Exercise prompt: Find the lines that contain the word "Date" and copy each one.
BEGIN Dataset rows
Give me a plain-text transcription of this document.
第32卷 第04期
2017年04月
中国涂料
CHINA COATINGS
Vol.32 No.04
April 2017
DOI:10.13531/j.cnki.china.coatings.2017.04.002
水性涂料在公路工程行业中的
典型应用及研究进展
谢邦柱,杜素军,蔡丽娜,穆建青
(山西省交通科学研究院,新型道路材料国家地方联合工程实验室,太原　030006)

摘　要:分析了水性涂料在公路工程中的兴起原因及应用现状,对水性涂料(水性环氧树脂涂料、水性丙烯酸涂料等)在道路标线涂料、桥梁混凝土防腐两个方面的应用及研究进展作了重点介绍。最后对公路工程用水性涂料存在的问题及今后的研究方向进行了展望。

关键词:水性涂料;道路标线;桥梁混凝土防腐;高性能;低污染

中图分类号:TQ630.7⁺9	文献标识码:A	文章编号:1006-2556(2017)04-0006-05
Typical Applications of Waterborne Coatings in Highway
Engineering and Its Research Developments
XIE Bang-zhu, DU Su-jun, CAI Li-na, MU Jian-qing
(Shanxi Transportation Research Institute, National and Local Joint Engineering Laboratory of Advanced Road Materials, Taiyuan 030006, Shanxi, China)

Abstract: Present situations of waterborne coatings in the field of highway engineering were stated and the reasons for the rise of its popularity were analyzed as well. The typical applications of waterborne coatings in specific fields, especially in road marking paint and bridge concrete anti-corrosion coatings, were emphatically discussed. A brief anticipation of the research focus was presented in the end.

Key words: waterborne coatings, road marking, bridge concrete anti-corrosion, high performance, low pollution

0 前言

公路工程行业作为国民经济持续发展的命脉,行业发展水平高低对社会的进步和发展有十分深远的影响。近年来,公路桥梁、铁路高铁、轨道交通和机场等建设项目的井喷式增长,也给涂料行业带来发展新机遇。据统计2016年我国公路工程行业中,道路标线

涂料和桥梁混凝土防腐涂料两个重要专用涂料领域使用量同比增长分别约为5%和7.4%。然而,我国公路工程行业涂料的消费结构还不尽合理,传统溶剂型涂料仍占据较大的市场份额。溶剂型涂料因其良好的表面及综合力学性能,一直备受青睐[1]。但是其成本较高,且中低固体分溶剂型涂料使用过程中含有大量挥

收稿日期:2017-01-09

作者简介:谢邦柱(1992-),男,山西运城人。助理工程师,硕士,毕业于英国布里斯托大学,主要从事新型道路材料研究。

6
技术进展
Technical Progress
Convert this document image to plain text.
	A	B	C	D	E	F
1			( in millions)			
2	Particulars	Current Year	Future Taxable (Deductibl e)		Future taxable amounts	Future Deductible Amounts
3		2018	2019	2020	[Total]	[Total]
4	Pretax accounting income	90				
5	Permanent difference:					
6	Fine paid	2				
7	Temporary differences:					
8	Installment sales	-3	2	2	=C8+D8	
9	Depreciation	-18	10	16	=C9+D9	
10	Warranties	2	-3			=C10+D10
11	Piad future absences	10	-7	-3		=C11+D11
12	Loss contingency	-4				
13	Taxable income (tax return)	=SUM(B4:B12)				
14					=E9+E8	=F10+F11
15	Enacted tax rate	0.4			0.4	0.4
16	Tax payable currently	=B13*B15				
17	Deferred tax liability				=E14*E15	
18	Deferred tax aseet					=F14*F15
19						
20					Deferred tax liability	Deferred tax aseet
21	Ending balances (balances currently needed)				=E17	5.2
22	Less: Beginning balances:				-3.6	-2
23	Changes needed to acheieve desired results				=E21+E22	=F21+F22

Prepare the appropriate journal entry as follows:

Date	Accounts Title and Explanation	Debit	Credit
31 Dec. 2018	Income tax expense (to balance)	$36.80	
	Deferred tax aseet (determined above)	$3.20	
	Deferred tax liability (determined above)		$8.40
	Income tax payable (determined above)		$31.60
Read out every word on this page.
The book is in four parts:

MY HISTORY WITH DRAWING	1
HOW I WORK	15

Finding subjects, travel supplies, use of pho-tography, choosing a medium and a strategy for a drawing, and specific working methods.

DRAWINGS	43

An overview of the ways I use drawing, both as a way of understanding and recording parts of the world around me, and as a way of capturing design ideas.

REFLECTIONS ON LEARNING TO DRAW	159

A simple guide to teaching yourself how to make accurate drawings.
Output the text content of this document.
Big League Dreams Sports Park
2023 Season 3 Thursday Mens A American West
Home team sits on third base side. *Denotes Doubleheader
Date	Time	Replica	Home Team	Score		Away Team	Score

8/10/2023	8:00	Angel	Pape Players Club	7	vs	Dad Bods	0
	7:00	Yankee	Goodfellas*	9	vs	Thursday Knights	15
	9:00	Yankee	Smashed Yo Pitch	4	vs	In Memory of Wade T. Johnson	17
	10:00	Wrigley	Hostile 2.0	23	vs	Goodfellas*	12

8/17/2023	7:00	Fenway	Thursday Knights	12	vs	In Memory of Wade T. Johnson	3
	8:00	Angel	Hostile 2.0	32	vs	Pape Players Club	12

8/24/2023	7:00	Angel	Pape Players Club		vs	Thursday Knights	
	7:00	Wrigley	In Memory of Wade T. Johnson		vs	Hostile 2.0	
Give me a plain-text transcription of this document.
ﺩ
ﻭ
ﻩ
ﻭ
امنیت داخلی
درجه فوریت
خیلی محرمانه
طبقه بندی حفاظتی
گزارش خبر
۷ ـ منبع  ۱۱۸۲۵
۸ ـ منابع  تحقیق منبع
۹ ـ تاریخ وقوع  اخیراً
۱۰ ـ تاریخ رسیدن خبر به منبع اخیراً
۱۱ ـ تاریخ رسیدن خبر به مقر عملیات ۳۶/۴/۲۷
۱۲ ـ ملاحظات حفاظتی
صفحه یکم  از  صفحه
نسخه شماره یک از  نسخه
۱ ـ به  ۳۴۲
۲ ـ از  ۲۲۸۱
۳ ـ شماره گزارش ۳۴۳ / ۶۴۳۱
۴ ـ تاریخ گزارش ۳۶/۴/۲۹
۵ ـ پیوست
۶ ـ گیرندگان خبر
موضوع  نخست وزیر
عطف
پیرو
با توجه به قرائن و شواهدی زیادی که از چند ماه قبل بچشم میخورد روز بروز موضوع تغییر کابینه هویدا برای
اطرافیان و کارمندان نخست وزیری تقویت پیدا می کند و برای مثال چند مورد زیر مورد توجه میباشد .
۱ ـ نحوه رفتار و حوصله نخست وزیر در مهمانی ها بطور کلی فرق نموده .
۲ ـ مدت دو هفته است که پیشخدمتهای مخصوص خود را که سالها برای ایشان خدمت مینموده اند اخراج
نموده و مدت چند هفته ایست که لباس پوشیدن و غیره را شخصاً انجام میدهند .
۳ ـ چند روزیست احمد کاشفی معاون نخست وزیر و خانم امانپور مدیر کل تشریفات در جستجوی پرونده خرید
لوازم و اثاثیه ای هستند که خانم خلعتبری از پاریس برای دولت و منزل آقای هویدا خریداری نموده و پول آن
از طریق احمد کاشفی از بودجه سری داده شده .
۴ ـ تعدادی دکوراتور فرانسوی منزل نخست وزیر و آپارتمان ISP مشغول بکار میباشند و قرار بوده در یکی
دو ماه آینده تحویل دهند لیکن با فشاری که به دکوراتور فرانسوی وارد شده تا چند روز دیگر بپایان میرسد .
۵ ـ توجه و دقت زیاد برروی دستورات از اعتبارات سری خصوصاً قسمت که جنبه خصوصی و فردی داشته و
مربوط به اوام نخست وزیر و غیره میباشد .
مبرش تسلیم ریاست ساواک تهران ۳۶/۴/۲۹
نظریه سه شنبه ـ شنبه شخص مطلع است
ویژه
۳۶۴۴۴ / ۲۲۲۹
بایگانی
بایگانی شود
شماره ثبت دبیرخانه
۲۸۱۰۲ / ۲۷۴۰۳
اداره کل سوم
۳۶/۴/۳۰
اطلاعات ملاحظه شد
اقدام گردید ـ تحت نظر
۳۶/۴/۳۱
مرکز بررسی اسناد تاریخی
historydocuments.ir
END Dataset rows
Written answer:
Date	Accounts Title and Explanation	Debit	Credit
Date	Time	Replica	Home Team	Score		Away Team	Score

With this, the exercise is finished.